[Task statement] Search the records that follow and extract every line containing the string "valves".

[Extracted material]
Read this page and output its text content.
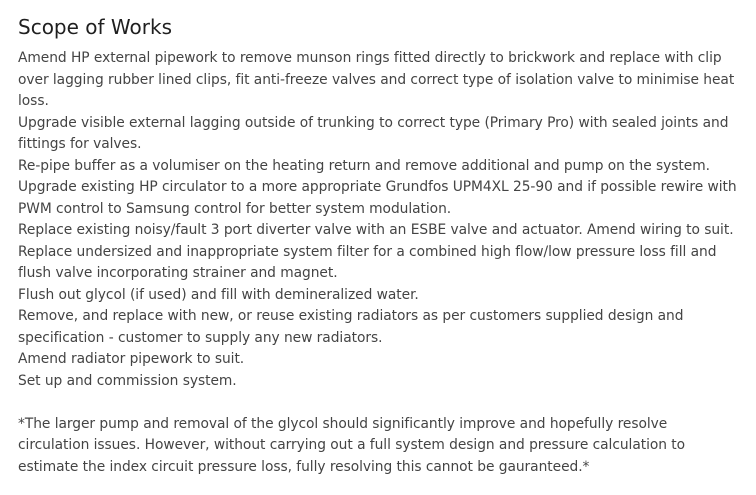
Scope of Works
Amend HP external pipework to remove munson rings fitted directly to brickwork and replace with clip over lagging rubber lined clips, fit anti-freeze valves and correct type of isolation valve to minimise heat loss.
Upgrade visible external lagging outside of trunking to correct type (Primary Pro) with sealed joints and fittings for valves.
Re-pipe buffer as a volumiser on the heating return and remove additional and pump on the system.
Upgrade existing HP circulator to a more appropriate Grundfos UPM4XL 25-90 and if possible rewire with PWM control to Samsung control for better system modulation.
Replace existing noisy/fault 3 port diverter valve with an ESBE valve and actuator. Amend wiring to suit.
Replace undersized and inappropriate system filter for a combined high flow/low pressure loss fill and flush valve incorporating strainer and magnet.
Flush out glycol (if used) and fill with demineralized water.
Remove, and replace with new, or reuse existing radiators as per customers supplied design and specification - customer to supply any new radiators.
Amend radiator pipework to suit.
Set up and commission system.

*The larger pump and removal of the glycol should significantly improve and hopefully resolve circulation issues. However, without carrying out a full system design and pressure calculation to estimate the index circuit pressure loss, fully resolving this cannot be gauranteed.*
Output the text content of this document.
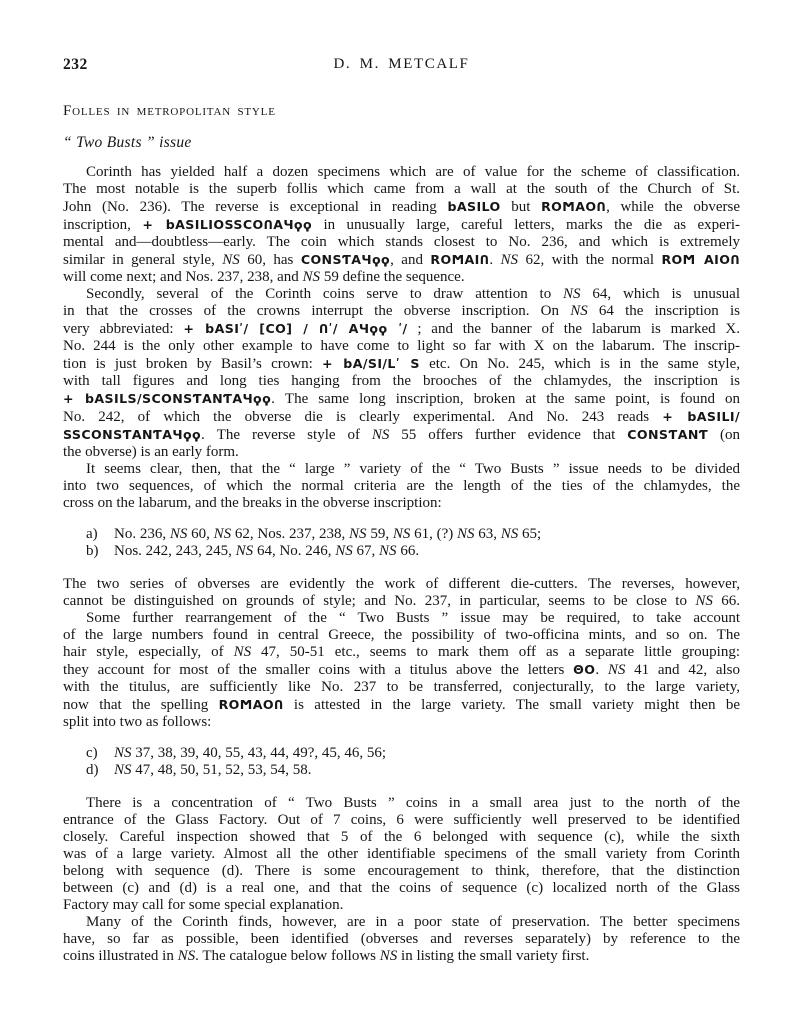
232	D. M. METCALF
Folles in metropolitan style
“ Two Busts ” issue
Corinth has yielded half a dozen specimens which are of value for the scheme of classification.
The most notable is the superb follis which came from a wall at the south of the Church of St.
John (No. 236). The reverse is exceptional in reading bASILO but ROϺAOՈ, while the obverse
inscription, + bASILIOSSCOՈAЧϙϙ in unusually large, careful letters, marks the die as experi-
mental and—doubtless—early. The coin which stands closest to No. 236, and which is extremely
similar in general style, NS 60, has CONSƬAЧϙϙ, and ROϺAIՈ. NS 62, with the normal ROϺ AIOՈ
will come next; and Nos. 237, 238, and NS 59 define the sequence.
Secondly, several of the Corinth coins serve to draw attention to NS 64, which is unusual
in that the crosses of the crowns interrupt the obverse inscription. On NS 64 the inscription is
very abbreviated: + bASIʹ/ [CO] / Ոʹ/ AЧϙϙ ʹ/ ; and the banner of the labarum is marked X.
No. 244 is the only other example to have come to light so far with X on the labarum. The inscrip-
tion is just broken by Basil’s crown: + bA/SI/Lʹ S etc. On No. 245, which is in the same style,
with tall figures and long ties hanging from the brooches of the chlamydes, the inscription is
+ bASILS/SCONSƬANƬAЧϙϙ. The same long inscription, broken at the same point, is found on
No. 242, of which the obverse die is clearly experimental. And No. 243 reads + bASILI/
SSCONSƬANƬAЧϙϙ. The reverse style of NS 55 offers further evidence that CONSƬANƬ (on
the obverse) is an early form.
It seems clear, then, that the “ large ” variety of the “ Two Busts ” issue needs to be divided
into two sequences, of which the normal criteria are the length of the ties of the chlamydes, the
cross on the labarum, and the breaks in the obverse inscription:
a)	No. 236, NS 60, NS 62, Nos. 237, 238, NS 59, NS 61, (?) NS 63, NS 65;
b)	Nos. 242, 243, 245, NS 64, No. 246, NS 67, NS 66.
The two series of obverses are evidently the work of different die-cutters. The reverses, however,
cannot be distinguished on grounds of style; and No. 237, in particular, seems to be close to NS 66.
Some further rearrangement of the “ Two Busts ” issue may be required, to take account
of the large numbers found in central Greece, the possibility of two-officina mints, and so on. The
hair style, especially, of NS 47, 50-51 etc., seems to mark them off as a separate little grouping:
they account for most of the smaller coins with a titulus above the letters ΘO. NS 41 and 42, also
with the titulus, are sufficiently like No. 237 to be transferred, conjecturally, to the large variety,
now that the spelling ROϺAOՈ is attested in the large variety. The small variety might then be
split into two as follows:
c)	NS 37, 38, 39, 40, 55, 43, 44, 49?, 45, 46, 56;
d)	NS 47, 48, 50, 51, 52, 53, 54, 58.
There is a concentration of “ Two Busts ” coins in a small area just to the north of the
entrance of the Glass Factory. Out of 7 coins, 6 were sufficiently well preserved to be identified
closely. Careful inspection showed that 5 of the 6 belonged with sequence (c), while the sixth
was of a large variety. Almost all the other identifiable specimens of the small variety from Corinth
belong with sequence (d). There is some encouragement to think, therefore, that the distinction
between (c) and (d) is a real one, and that the coins of sequence (c) localized north of the Glass
Factory may call for some special explanation.
Many of the Corinth finds, however, are in a poor state of preservation. The better specimens
have, so far as possible, been identified (obverses and reverses separately) by reference to the
coins illustrated in NS. The catalogue below follows NS in listing the small variety first.
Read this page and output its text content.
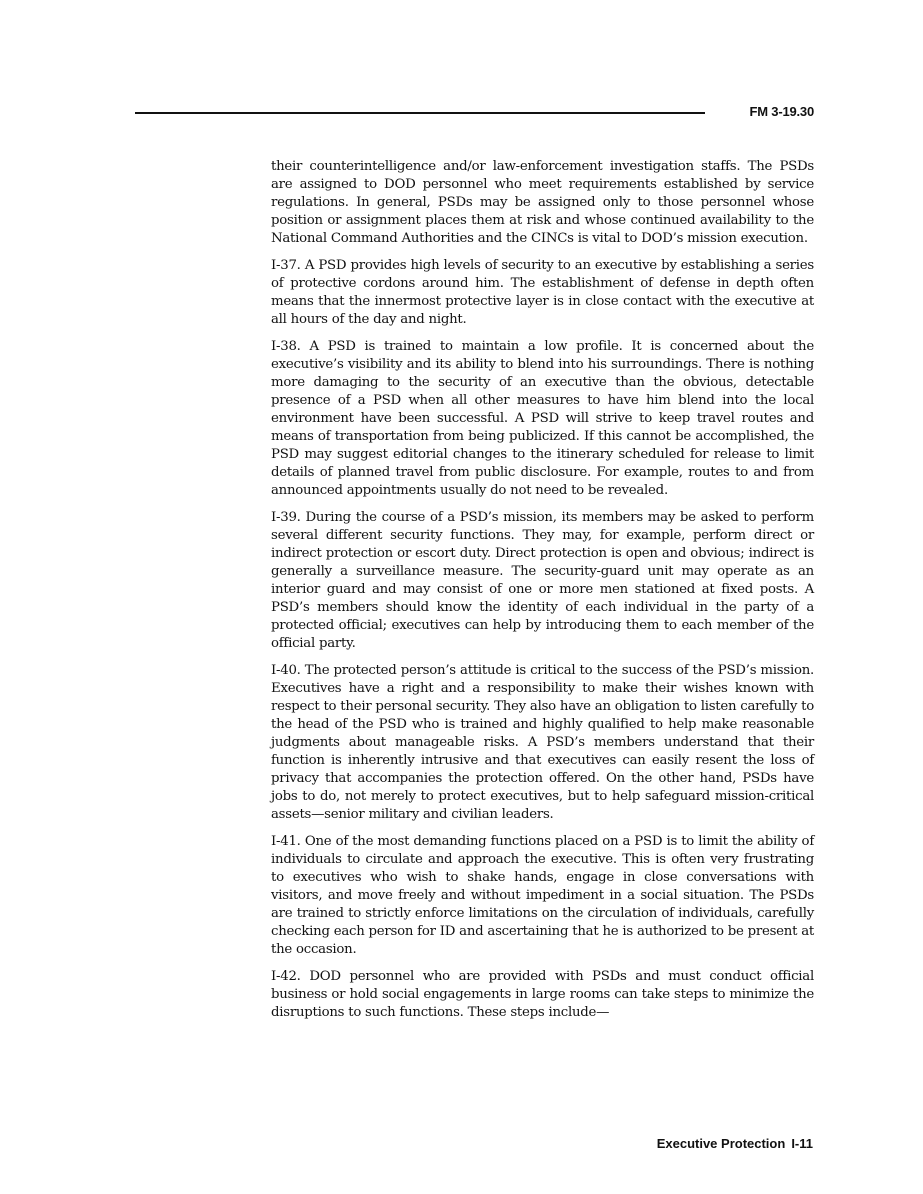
FM 3-19.30

their counterintelligence and/or law-enforcement investigation staffs. The PSDs are assigned to DOD personnel who meet requirements established by service regulations. In general, PSDs may be assigned only to those personnel whose position or assignment places them at risk and whose continued availability to the National Command Authorities and the CINCs is vital to DOD’s mission execution.

I-37. A PSD provides high levels of security to an executive by establishing a series of protective cordons around him. The establishment of defense in depth often means that the innermost protective layer is in close contact with the executive at all hours of the day and night.

I-38. A PSD is trained to maintain a low profile. It is concerned about the executive’s visibility and its ability to blend into his surroundings. There is nothing more damaging to the security of an executive than the obvious, detectable presence of a PSD when all other measures to have him blend into the local environment have been successful. A PSD will strive to keep travel routes and means of transportation from being publicized. If this cannot be accomplished, the PSD may suggest editorial changes to the itinerary scheduled for release to limit details of planned travel from public disclosure. For example, routes to and from announced appointments usually do not need to be revealed.

I-39. During the course of a PSD’s mission, its members may be asked to perform several different security functions. They may, for example, perform direct or indirect protection or escort duty. Direct protection is open and obvious; indirect is generally a surveillance measure. The security-guard unit may operate as an interior guard and may consist of one or more men stationed at fixed posts. A PSD’s members should know the identity of each individual in the party of a protected official; executives can help by introducing them to each member of the official party.

I-40. The protected person’s attitude is critical to the success of the PSD’s mission. Executives have a right and a responsibility to make their wishes known with respect to their personal security. They also have an obligation to listen carefully to the head of the PSD who is trained and highly qualified to help make reasonable judgments about manageable risks. A PSD’s members understand that their function is inherently intrusive and that executives can easily resent the loss of privacy that accompanies the protection offered. On the other hand, PSDs have jobs to do, not merely to protect executives, but to help safeguard mission-critical assets—senior military and civilian leaders.

I-41. One of the most demanding functions placed on a PSD is to limit the ability of individuals to circulate and approach the executive. This is often very frustrating to executives who wish to shake hands, engage in close conversations with visitors, and move freely and without impediment in a social situation. The PSDs are trained to strictly enforce limitations on the circulation of individuals, carefully checking each person for ID and ascertaining that he is authorized to be present at the occasion.

I-42. DOD personnel who are provided with PSDs and must conduct official business or hold social engagements in large rooms can take steps to minimize the disruptions to such functions. These steps include—

Executive Protection I-11
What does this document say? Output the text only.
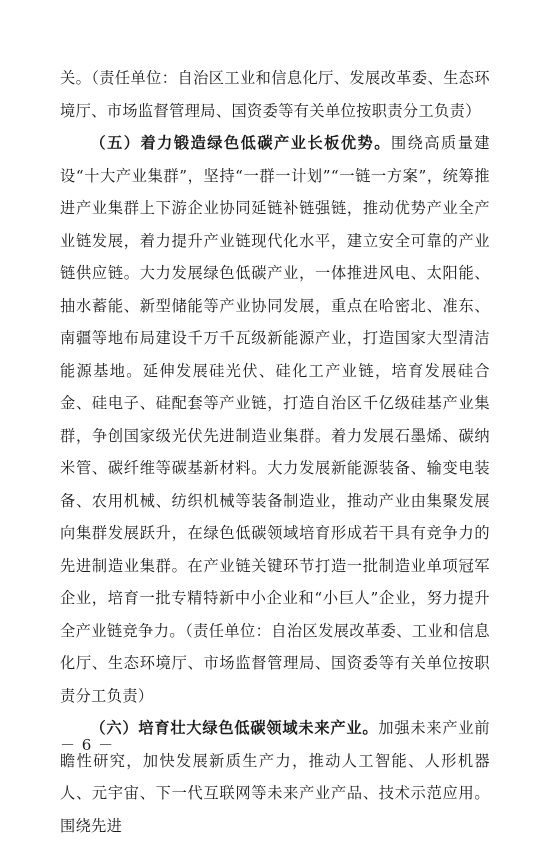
关。（责任单位：自治区工业和信息化厅、发展改革委、生态环境厅、市场监督管理局、国资委等有关单位按职责分工负责）

（五）着力锻造绿色低碳产业长板优势。围绕高质量建设“十大产业集群”，坚持“一群一计划”“一链一方案”，统筹推进产业集群上下游企业协同延链补链强链，推动优势产业全产业链发展，着力提升产业链现代化水平，建立安全可靠的产业链供应链。大力发展绿色低碳产业，一体推进风电、太阳能、抽水蓄能、新型储能等产业协同发展，重点在哈密北、准东、南疆等地布局建设千万千瓦级新能源产业，打造国家大型清洁能源基地。延伸发展硅光伏、硅化工产业链，培育发展硅合金、硅电子、硅配套等产业链，打造自治区千亿级硅基产业集群，争创国家级光伏先进制造业集群。着力发展石墨烯、碳纳米管、碳纤维等碳基新材料。大力发展新能源装备、输变电装备、农用机械、纺织机械等装备制造业，推动产业由集聚发展向集群发展跃升，在绿色低碳领域培育形成若干具有竞争力的先进制造业集群。在产业链关键环节打造一批制造业单项冠军企业，培育一批专精特新中小企业和“小巨人”企业，努力提升全产业链竞争力。（责任单位：自治区发展改革委、工业和信息化厅、生态环境厅、市场监督管理局、国资委等有关单位按职责分工负责）

（六）培育壮大绿色低碳领域未来产业。加强未来产业前瞻性研究，加快发展新质生产力，推动人工智能、人形机器人、元宇宙、下一代互联网等未来产业产品、技术示范应用。围绕先进

－ 6 －
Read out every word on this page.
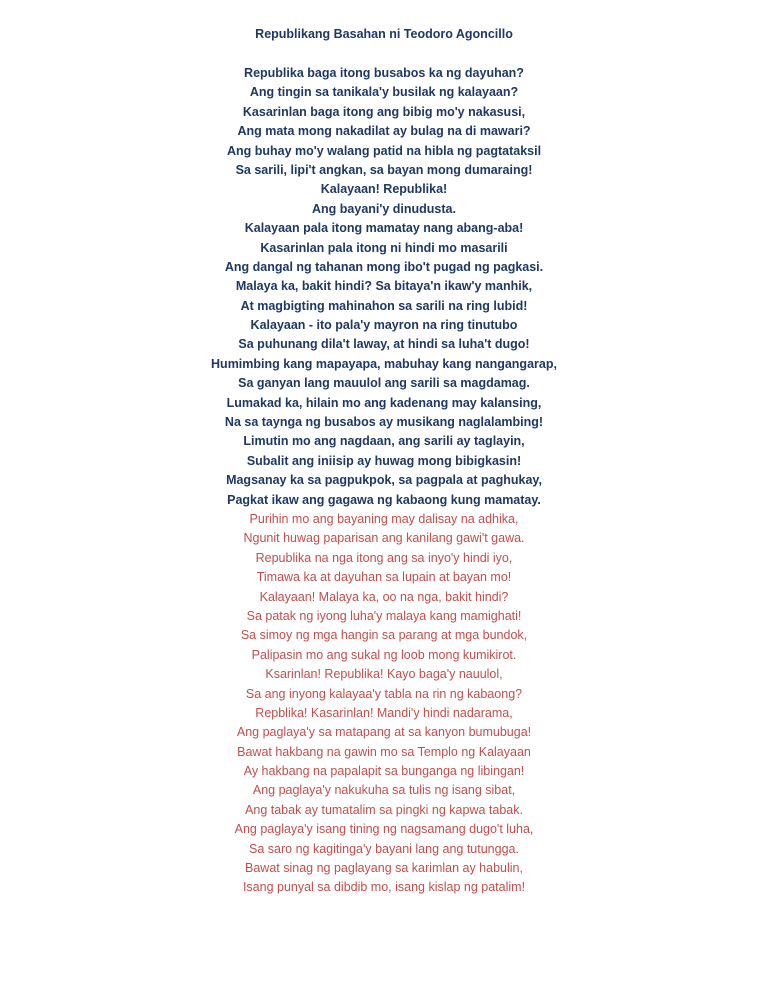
Republikang Basahan ni Teodoro Agoncillo
Republika baga itong busabos ka ng dayuhan?
Ang tingin sa tanikala'y busilak ng kalayaan?
Kasarinlan baga itong ang bibig mo'y nakasusi,
Ang mata mong nakadilat ay bulag na di mawari?
Ang buhay mo'y walang patid na hibla ng pagtataksil
Sa sarili, lipi't angkan, sa bayan mong dumaraing!
Kalayaan! Republika!
Ang bayani'y dinudusta.
Kalayaan pala itong mamatay nang abang-aba!
Kasarinlan pala itong ni hindi mo masarili
Ang dangal ng tahanan mong ibo't pugad ng pagkasi.
Malaya ka, bakit hindi? Sa bitaya'n ikaw'y manhik,
At magbigting mahinahon sa sarili na ring lubid!
Kalayaan - ito pala'y mayron na ring tinutubo
Sa puhunang dila't laway, at hindi sa luha't dugo!
Humimbing kang mapayapa, mabuhay kang nangangarap,
Sa ganyan lang mauulol ang sarili sa magdamag.
Lumakad ka, hilain mo ang kadenang may kalansing,
Na sa taynga ng busabos ay musikang naglalambing!
Limutin mo ang nagdaan, ang sarili ay taglayin,
Subalit ang iniisip ay huwag mong bibigkasin!
Magsanay ka sa pagpukpok, sa pagpala at paghukay,
Pagkat ikaw ang gagawa ng kabaong kung mamatay.
Purihin mo ang bayaning may dalisay na adhika,
Ngunit huwag paparisan ang kanilang gawi't gawa.
Republika na nga itong ang sa inyo'y hindi iyo,
Timawa ka at dayuhan sa lupain at bayan mo!
Kalayaan! Malaya ka, oo na nga, bakit hindi?
Sa patak ng iyong luha'y malaya kang mamighati!
Sa simoy ng mga hangin sa parang at mga bundok,
Palipasin mo ang sukal ng loob mong kumikirot.
Ksarinlan! Republika! Kayo baga'y nauulol,
Sa ang inyong kalayaa'y tabla na rin ng kabaong?
Repblika! Kasarinlan! Mandi'y hindi nadarama,
Ang paglaya'y sa matapang at sa kanyon bumubuga!
Bawat hakbang na gawin mo sa Templo ng Kalayaan
Ay hakbang na papalapit sa bunganga ng libingan!
Ang paglaya'y nakukuha sa tulis ng isang sibat,
Ang tabak ay tumatalim sa pingki ng kapwa tabak.
Ang paglaya'y isang tining ng nagsamang dugo't luha,
Sa saro ng kagitinga'y bayani lang ang tutungga.
Bawat sinag ng paglayang sa karimlan ay habulin,
Isang punyal sa dibdib mo, isang kislap ng patalim!
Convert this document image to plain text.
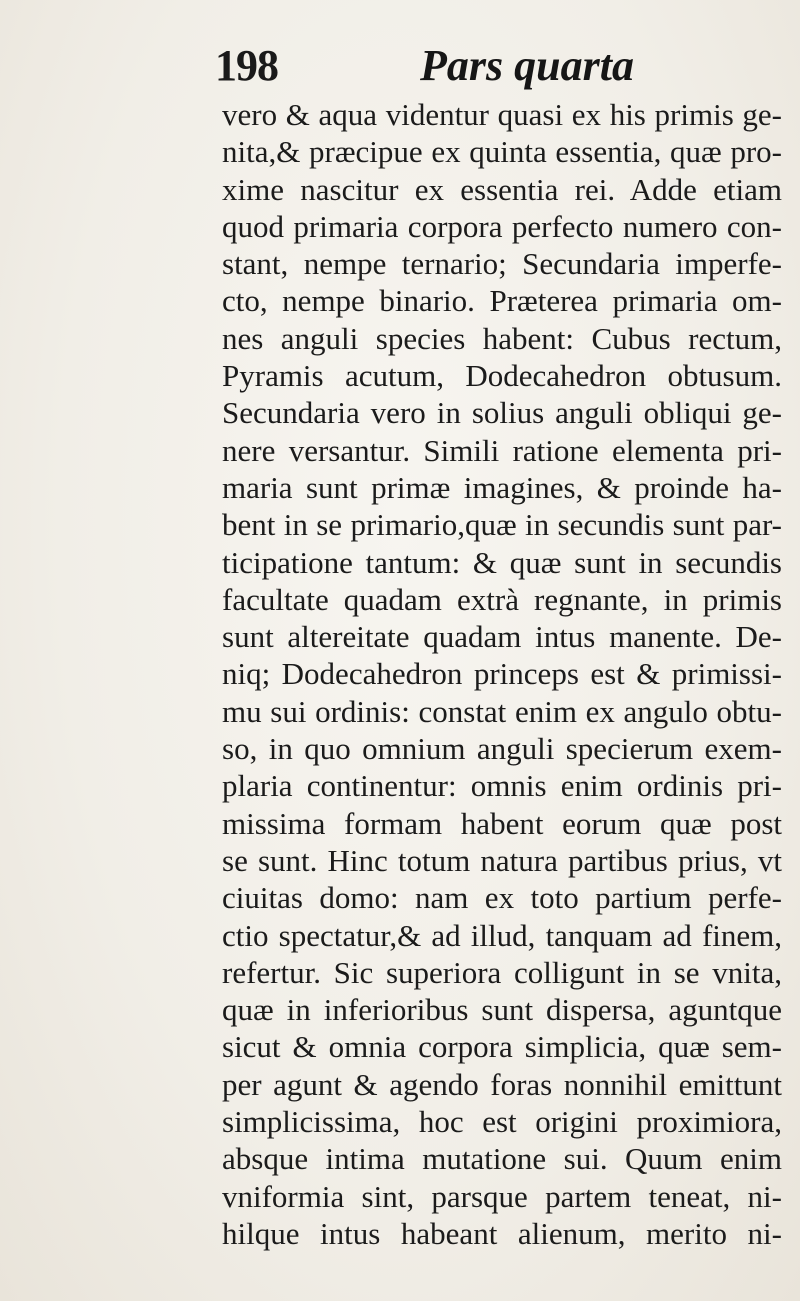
198	Pars quarta
vero & aqua videntur quasi ex his primis ge-
nita,& præcipue ex quinta essentia, quæ pro-
xime nascitur ex essentia rei. Adde etiam
quod primaria corpora perfecto numero con-
stant, nempe ternario; Secundaria imperfe-
cto, nempe binario. Præterea primaria om-
nes anguli species habent: Cubus rectum,
Pyramis acutum, Dodecahedron obtusum.
Secundaria vero in solius anguli obliqui ge-
nere versantur. Simili ratione elementa pri-
maria sunt primæ imagines, & proinde ha-
bent in se primario,quæ in secundis sunt par-
ticipatione tantum: & quæ sunt in secundis
facultate quadam extrà regnante, in primis
sunt altereitate quadam intus manente. De-
niq; Dodecahedron princeps est & primissi-
mu sui ordinis: constat enim ex angulo obtu-
so, in quo omnium anguli specierum exem-
plaria continentur: omnis enim ordinis pri-
missima formam habent eorum quæ post
se sunt. Hinc totum natura partibus prius, vt
ciuitas domo: nam ex toto partium perfe-
ctio spectatur,& ad illud, tanquam ad finem,
refertur. Sic superiora colligunt in se vnita,
quæ in inferioribus sunt dispersa, aguntque
sicut & omnia corpora simplicia, quæ sem-
per agunt & agendo foras nonnihil emittunt
simplicissima, hoc est origini proximiora,
absque intima mutatione sui. Quum enim
vniformia sint, parsque partem teneat, ni-
hilque intus habeant alienum, merito ni-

[Full solution]
Amend HP external pipework to remove munson rings fitted directly to brickwork and replace with clip over lagging rubber lined clips, fit anti-freeze valves and correct type of isolation valve to minimise heat loss.
Upgrade visible external lagging outside of trunking to correct type (Primary Pro) with sealed joints and fittings for valves.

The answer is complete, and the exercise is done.